- [Aim of the exercise] Among the lines of these entries, how many hold the word "game"? State only the number.

- [Input rows]
==*==
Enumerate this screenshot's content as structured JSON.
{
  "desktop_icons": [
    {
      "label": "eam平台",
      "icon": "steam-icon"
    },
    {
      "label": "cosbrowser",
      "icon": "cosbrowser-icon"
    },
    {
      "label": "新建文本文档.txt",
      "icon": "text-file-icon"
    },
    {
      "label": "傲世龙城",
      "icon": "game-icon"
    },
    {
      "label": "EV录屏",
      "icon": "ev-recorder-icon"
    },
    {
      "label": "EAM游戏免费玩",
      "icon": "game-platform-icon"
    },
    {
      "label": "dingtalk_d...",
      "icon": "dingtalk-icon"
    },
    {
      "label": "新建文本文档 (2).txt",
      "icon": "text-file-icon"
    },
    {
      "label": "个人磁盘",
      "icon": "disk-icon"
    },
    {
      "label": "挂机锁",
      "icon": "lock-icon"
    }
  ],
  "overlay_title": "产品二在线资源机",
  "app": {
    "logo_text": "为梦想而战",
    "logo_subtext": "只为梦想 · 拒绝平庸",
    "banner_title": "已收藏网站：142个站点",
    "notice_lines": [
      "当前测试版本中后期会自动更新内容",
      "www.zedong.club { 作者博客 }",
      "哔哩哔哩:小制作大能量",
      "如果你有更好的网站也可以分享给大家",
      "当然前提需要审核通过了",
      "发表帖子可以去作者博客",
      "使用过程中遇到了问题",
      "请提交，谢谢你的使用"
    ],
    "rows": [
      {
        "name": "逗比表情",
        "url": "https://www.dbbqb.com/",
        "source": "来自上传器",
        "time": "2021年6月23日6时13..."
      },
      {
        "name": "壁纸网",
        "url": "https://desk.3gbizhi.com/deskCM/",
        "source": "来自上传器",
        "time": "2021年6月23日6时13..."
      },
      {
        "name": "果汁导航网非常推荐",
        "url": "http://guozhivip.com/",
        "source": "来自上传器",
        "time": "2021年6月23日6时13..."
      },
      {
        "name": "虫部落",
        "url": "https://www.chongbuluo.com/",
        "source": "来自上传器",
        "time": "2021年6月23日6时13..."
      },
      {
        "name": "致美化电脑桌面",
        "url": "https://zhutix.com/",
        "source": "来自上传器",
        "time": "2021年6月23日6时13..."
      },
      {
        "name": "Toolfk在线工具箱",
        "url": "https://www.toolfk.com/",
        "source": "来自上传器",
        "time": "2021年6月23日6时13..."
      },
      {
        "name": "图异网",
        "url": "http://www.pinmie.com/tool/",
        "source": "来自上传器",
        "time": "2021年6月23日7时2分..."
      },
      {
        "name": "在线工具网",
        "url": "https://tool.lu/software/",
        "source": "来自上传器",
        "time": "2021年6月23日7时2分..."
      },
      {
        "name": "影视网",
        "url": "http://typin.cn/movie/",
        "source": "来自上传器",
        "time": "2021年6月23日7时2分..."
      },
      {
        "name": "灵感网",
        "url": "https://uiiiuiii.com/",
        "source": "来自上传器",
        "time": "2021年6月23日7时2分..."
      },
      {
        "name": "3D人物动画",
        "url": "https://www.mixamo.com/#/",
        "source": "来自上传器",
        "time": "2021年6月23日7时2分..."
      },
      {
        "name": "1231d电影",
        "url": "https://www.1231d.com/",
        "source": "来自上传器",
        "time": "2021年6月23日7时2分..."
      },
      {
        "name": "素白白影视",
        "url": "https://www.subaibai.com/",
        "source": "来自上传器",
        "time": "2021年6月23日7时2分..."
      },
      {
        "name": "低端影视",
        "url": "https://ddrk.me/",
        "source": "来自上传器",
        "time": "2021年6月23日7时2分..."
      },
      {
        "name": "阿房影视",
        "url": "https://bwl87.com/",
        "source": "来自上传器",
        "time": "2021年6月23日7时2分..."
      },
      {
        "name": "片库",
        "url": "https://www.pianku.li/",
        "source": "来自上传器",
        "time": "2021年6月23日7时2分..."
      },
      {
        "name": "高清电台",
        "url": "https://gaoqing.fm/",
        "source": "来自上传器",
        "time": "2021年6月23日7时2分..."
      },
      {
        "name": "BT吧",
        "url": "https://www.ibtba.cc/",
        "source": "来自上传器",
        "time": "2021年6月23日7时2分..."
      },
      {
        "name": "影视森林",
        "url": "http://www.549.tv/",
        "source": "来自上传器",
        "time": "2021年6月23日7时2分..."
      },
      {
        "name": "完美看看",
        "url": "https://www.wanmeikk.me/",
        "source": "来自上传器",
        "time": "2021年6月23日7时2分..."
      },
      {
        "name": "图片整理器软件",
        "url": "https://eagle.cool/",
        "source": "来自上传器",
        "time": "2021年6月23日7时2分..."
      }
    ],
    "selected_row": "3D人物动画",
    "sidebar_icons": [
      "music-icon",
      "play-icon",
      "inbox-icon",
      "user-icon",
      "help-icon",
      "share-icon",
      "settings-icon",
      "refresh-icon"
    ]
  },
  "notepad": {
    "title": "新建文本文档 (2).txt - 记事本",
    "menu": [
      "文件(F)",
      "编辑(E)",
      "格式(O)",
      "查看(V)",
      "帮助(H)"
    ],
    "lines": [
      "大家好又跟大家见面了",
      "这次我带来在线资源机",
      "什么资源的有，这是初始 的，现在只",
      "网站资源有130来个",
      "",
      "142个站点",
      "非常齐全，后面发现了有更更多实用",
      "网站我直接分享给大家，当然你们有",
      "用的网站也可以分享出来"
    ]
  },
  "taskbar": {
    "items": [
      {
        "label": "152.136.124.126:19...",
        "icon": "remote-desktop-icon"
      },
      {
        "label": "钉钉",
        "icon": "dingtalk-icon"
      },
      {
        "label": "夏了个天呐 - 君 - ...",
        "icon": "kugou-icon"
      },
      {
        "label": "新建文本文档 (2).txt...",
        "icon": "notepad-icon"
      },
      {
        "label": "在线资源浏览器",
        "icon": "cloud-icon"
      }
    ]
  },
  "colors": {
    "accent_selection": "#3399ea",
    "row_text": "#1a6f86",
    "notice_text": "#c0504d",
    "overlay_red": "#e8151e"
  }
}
==*==
- [Solution for this exercise] 2